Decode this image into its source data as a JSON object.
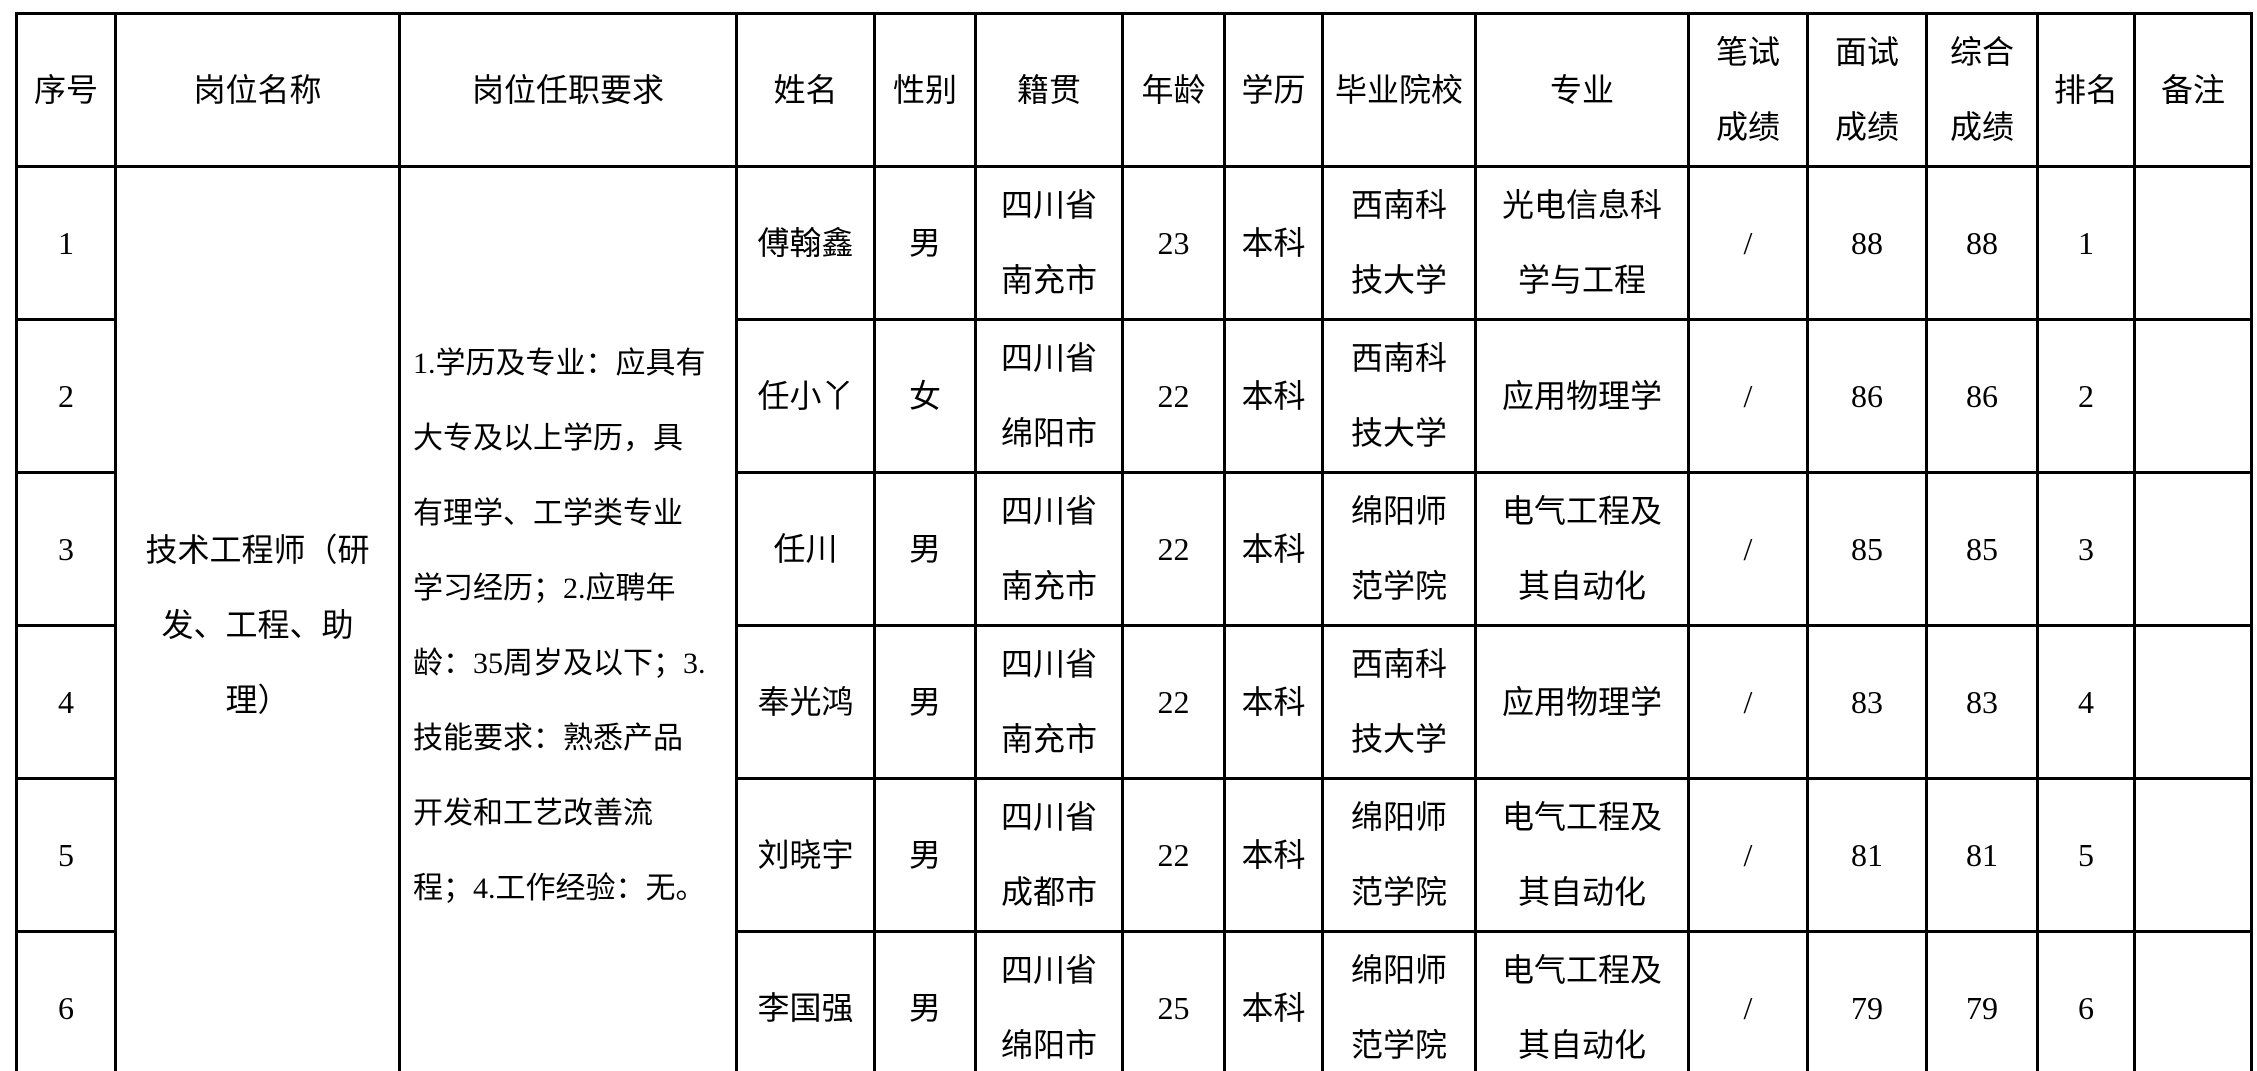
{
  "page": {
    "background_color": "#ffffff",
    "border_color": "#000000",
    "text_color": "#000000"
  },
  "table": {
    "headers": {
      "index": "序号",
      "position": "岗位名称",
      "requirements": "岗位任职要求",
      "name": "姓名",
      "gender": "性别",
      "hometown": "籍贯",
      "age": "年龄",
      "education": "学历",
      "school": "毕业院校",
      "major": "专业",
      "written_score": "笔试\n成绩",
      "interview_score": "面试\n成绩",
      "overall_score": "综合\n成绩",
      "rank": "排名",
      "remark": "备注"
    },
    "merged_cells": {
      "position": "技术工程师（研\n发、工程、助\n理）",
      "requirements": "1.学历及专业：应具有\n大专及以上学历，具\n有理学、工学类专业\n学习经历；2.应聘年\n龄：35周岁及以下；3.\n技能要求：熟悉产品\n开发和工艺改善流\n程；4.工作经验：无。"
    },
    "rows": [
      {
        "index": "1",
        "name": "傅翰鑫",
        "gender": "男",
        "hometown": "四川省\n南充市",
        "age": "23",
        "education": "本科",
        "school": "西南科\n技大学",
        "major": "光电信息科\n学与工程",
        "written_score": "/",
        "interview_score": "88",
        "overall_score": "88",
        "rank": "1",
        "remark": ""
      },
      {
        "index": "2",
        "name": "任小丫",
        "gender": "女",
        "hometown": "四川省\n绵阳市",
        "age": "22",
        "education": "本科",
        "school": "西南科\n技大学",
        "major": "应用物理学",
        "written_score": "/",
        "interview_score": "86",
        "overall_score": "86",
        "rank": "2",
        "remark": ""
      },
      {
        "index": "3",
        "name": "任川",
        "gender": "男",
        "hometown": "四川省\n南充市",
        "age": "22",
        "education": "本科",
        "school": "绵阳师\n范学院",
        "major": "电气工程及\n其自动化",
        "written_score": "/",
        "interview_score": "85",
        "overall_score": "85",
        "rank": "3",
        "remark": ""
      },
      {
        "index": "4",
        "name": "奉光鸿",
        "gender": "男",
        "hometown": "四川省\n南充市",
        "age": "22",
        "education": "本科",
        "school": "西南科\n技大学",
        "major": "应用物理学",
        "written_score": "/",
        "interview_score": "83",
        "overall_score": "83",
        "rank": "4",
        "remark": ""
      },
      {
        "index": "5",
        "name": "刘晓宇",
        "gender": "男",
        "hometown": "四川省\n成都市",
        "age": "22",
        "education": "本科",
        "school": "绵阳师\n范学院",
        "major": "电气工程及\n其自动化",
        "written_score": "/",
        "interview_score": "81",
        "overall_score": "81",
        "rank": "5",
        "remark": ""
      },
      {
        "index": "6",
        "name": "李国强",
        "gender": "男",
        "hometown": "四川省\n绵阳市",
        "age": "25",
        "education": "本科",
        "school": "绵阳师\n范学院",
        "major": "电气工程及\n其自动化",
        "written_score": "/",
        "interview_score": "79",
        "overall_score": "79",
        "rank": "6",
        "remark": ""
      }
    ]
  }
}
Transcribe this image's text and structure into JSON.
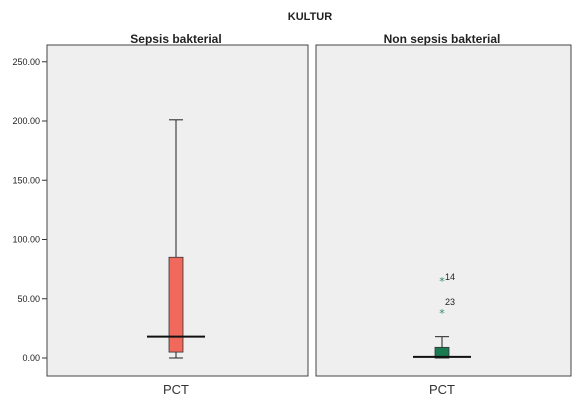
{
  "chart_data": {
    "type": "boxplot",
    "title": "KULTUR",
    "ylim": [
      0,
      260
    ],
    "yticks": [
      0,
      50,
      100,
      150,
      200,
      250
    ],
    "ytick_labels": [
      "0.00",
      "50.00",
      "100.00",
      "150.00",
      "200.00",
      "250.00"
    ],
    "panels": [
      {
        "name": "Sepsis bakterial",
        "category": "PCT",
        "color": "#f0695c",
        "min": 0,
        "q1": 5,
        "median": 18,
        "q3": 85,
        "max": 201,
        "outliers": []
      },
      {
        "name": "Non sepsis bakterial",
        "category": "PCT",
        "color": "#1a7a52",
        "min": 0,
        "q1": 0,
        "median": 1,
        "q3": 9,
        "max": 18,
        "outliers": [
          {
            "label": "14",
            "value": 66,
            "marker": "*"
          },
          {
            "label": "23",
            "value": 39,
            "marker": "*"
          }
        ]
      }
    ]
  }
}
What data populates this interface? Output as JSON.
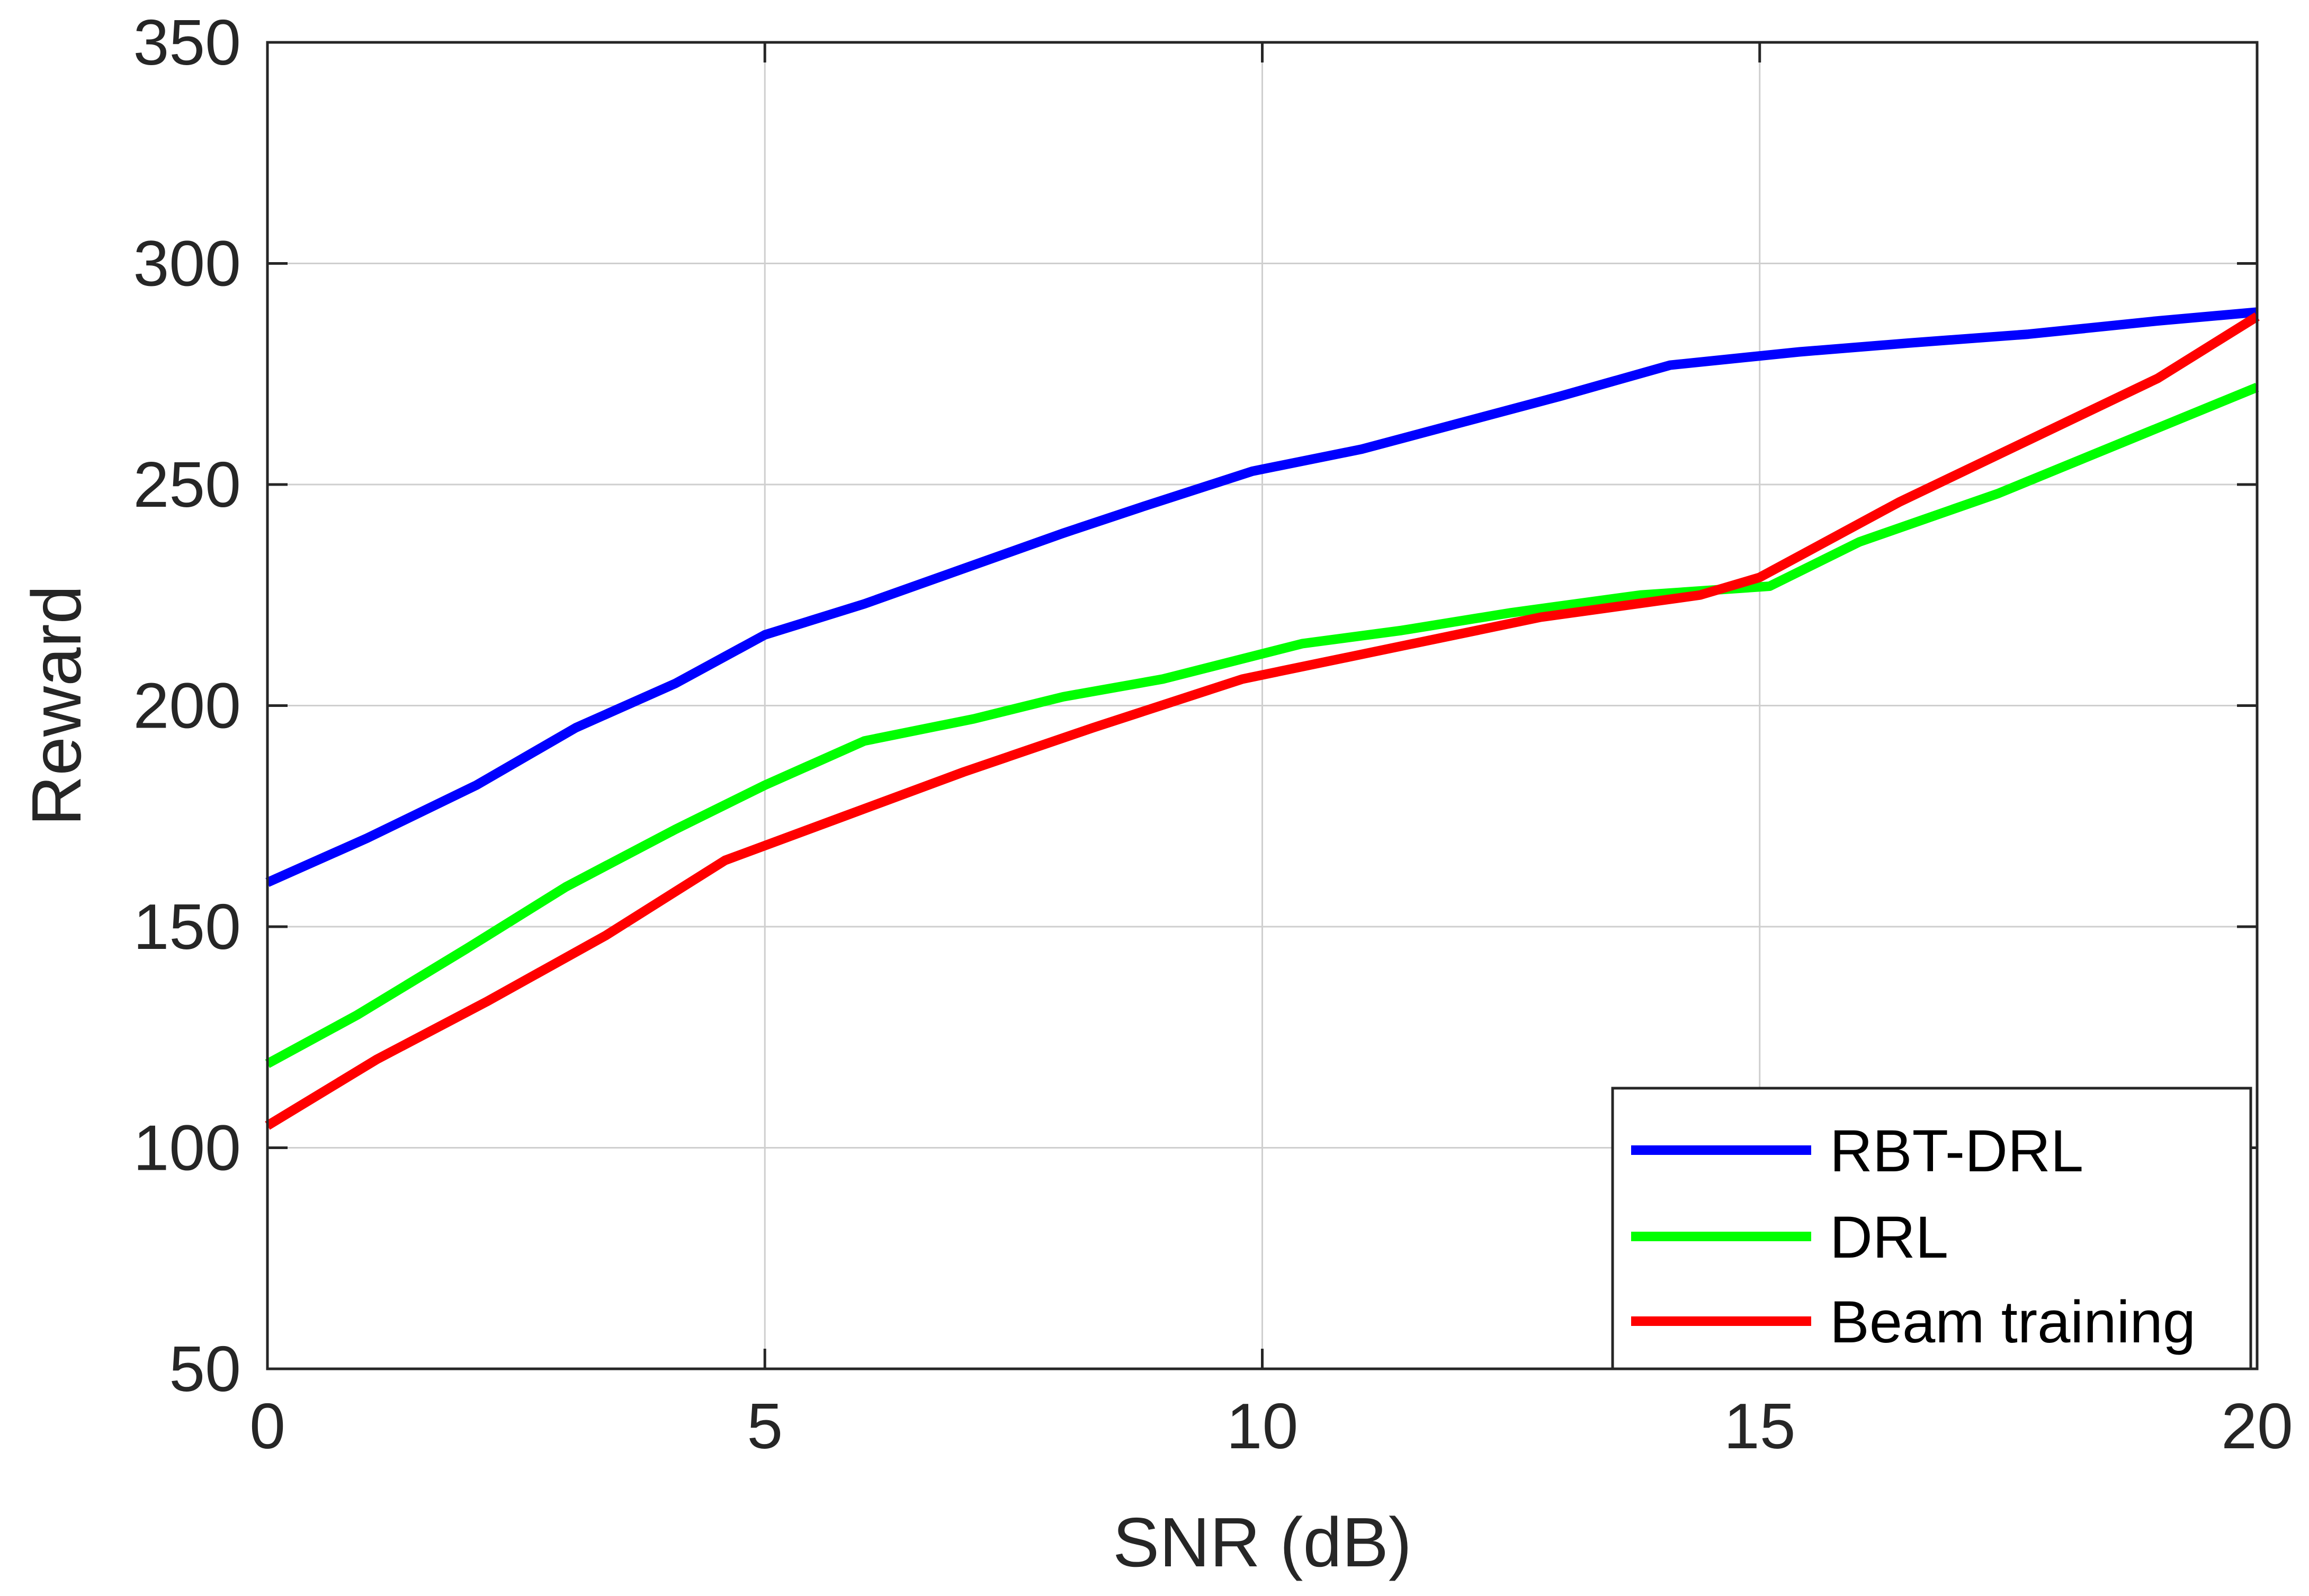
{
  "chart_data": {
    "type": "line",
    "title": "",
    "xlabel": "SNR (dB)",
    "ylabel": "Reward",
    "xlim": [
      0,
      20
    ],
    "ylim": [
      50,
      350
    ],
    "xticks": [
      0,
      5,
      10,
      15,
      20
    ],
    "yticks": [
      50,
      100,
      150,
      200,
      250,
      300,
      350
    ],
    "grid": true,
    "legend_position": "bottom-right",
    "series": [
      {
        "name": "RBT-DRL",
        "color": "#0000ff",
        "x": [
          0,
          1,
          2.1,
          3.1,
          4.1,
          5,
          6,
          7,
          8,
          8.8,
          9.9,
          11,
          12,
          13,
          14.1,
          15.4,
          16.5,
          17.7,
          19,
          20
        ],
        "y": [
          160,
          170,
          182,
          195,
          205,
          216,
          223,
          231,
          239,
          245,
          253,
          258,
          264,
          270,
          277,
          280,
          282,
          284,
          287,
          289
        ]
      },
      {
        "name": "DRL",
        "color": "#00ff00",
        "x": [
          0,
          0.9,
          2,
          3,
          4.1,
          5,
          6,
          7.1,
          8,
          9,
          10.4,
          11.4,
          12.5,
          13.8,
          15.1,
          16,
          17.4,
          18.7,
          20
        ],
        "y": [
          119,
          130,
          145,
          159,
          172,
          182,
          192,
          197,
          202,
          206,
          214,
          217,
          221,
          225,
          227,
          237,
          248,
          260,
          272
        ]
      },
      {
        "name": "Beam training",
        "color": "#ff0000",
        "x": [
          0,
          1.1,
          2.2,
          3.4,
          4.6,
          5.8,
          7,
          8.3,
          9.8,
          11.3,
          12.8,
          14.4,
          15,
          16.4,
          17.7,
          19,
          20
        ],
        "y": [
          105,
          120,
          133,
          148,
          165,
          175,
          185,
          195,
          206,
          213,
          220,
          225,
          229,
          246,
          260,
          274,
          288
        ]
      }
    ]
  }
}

*REQUIREMENTS*: Quote each record exactly as it stands, minus the pictures.

*FULL OUTPUT*:
Decode this image into its source data as a JSON object.
{
  "page": {
    "background_color": "#ffffff",
    "border_color": "#000000",
    "text_color": "#000000"
  },
  "table": {
    "headers": {
      "index": "序号",
      "position": "岗位名称",
      "requirements": "岗位任职要求",
      "name": "姓名",
      "gender": "性别",
      "hometown": "籍贯",
      "age": "年龄",
      "education": "学历",
      "school": "毕业院校",
      "major": "专业",
      "written_score": "笔试\n成绩",
      "interview_score": "面试\n成绩",
      "overall_score": "综合\n成绩",
      "rank": "排名",
      "remark": "备注"
    },
    "merged_cells": {
      "position": "技术工程师（研\n发、工程、助\n理）",
      "requirements": "1.学历及专业：应具有\n大专及以上学历，具\n有理学、工学类专业\n学习经历；2.应聘年\n龄：35周岁及以下；3.\n技能要求：熟悉产品\n开发和工艺改善流\n程；4.工作经验：无。"
    },
    "rows": [
      {
        "index": "1",
        "name": "傅翰鑫",
        "gender": "男",
        "hometown": "四川省\n南充市",
        "age": "23",
        "education": "本科",
        "school": "西南科\n技大学",
        "major": "光电信息科\n学与工程",
        "written_score": "/",
        "interview_score": "88",
        "overall_score": "88",
        "rank": "1",
        "remark": ""
      },
      {
        "index": "2",
        "name": "任小丫",
        "gender": "女",
        "hometown": "四川省\n绵阳市",
        "age": "22",
        "education": "本科",
        "school": "西南科\n技大学",
        "major": "应用物理学",
        "written_score": "/",
        "interview_score": "86",
        "overall_score": "86",
        "rank": "2",
        "remark": ""
      },
      {
        "index": "3",
        "name": "任川",
        "gender": "男",
        "hometown": "四川省\n南充市",
        "age": "22",
        "education": "本科",
        "school": "绵阳师\n范学院",
        "major": "电气工程及\n其自动化",
        "written_score": "/",
        "interview_score": "85",
        "overall_score": "85",
        "rank": "3",
        "remark": ""
      },
      {
        "index": "4",
        "name": "奉光鸿",
        "gender": "男",
        "hometown": "四川省\n南充市",
        "age": "22",
        "education": "本科",
        "school": "西南科\n技大学",
        "major": "应用物理学",
        "written_score": "/",
        "interview_score": "83",
        "overall_score": "83",
        "rank": "4",
        "remark": ""
      },
      {
        "index": "5",
        "name": "刘晓宇",
        "gender": "男",
        "hometown": "四川省\n成都市",
        "age": "22",
        "education": "本科",
        "school": "绵阳师\n范学院",
        "major": "电气工程及\n其自动化",
        "written_score": "/",
        "interview_score": "81",
        "overall_score": "81",
        "rank": "5",
        "remark": ""
      },
      {
        "index": "6",
        "name": "李国强",
        "gender": "男",
        "hometown": "四川省\n绵阳市",
        "age": "25",
        "education": "本科",
        "school": "绵阳师\n范学院",
        "major": "电气工程及\n其自动化",
        "written_score": "/",
        "interview_score": "79",
        "overall_score": "79",
        "rank": "6",
        "remark": ""
      }
    ]
  }
}
Transcribe this image's text and structure into JSON.
{
  "chart_data": {
    "type": "boxplot",
    "title": "KULTUR",
    "ylim": [
      0,
      260
    ],
    "yticks": [
      0,
      50,
      100,
      150,
      200,
      250
    ],
    "ytick_labels": [
      "0.00",
      "50.00",
      "100.00",
      "150.00",
      "200.00",
      "250.00"
    ],
    "panels": [
      {
        "name": "Sepsis bakterial",
        "category": "PCT",
        "color": "#f0695c",
        "min": 0,
        "q1": 5,
        "median": 18,
        "q3": 85,
        "max": 201,
        "outliers": []
      },
      {
        "name": "Non sepsis bakterial",
        "category": "PCT",
        "color": "#1a7a52",
        "min": 0,
        "q1": 0,
        "median": 1,
        "q3": 9,
        "max": 18,
        "outliers": [
          {
            "label": "14",
            "value": 66,
            "marker": "*"
          },
          {
            "label": "23",
            "value": 39,
            "marker": "*"
          }
        ]
      }
    ]
  }
}
What data populates this interface? Output as JSON.
{
  "chart_data": {
    "type": "line",
    "title": "",
    "xlabel": "SNR (dB)",
    "ylabel": "Reward",
    "xlim": [
      0,
      20
    ],
    "ylim": [
      50,
      350
    ],
    "xticks": [
      0,
      5,
      10,
      15,
      20
    ],
    "yticks": [
      50,
      100,
      150,
      200,
      250,
      300,
      350
    ],
    "grid": true,
    "legend_position": "bottom-right",
    "series": [
      {
        "name": "RBT-DRL",
        "color": "#0000ff",
        "x": [
          0,
          1,
          2.1,
          3.1,
          4.1,
          5,
          6,
          7,
          8,
          8.8,
          9.9,
          11,
          12,
          13,
          14.1,
          15.4,
          16.5,
          17.7,
          19,
          20
        ],
        "y": [
          160,
          170,
          182,
          195,
          205,
          216,
          223,
          231,
          239,
          245,
          253,
          258,
          264,
          270,
          277,
          280,
          282,
          284,
          287,
          289
        ]
      },
      {
        "name": "DRL",
        "color": "#00ff00",
        "x": [
          0,
          0.9,
          2,
          3,
          4.1,
          5,
          6,
          7.1,
          8,
          9,
          10.4,
          11.4,
          12.5,
          13.8,
          15.1,
          16,
          17.4,
          18.7,
          20
        ],
        "y": [
          119,
          130,
          145,
          159,
          172,
          182,
          192,
          197,
          202,
          206,
          214,
          217,
          221,
          225,
          227,
          237,
          248,
          260,
          272
        ]
      },
      {
        "name": "Beam training",
        "color": "#ff0000",
        "x": [
          0,
          1.1,
          2.2,
          3.4,
          4.6,
          5.8,
          7,
          8.3,
          9.8,
          11.3,
          12.8,
          14.4,
          15,
          16.4,
          17.7,
          19,
          20
        ],
        "y": [
          105,
          120,
          133,
          148,
          165,
          175,
          185,
          195,
          206,
          213,
          220,
          225,
          229,
          246,
          260,
          274,
          288
        ]
      }
    ]
  }
}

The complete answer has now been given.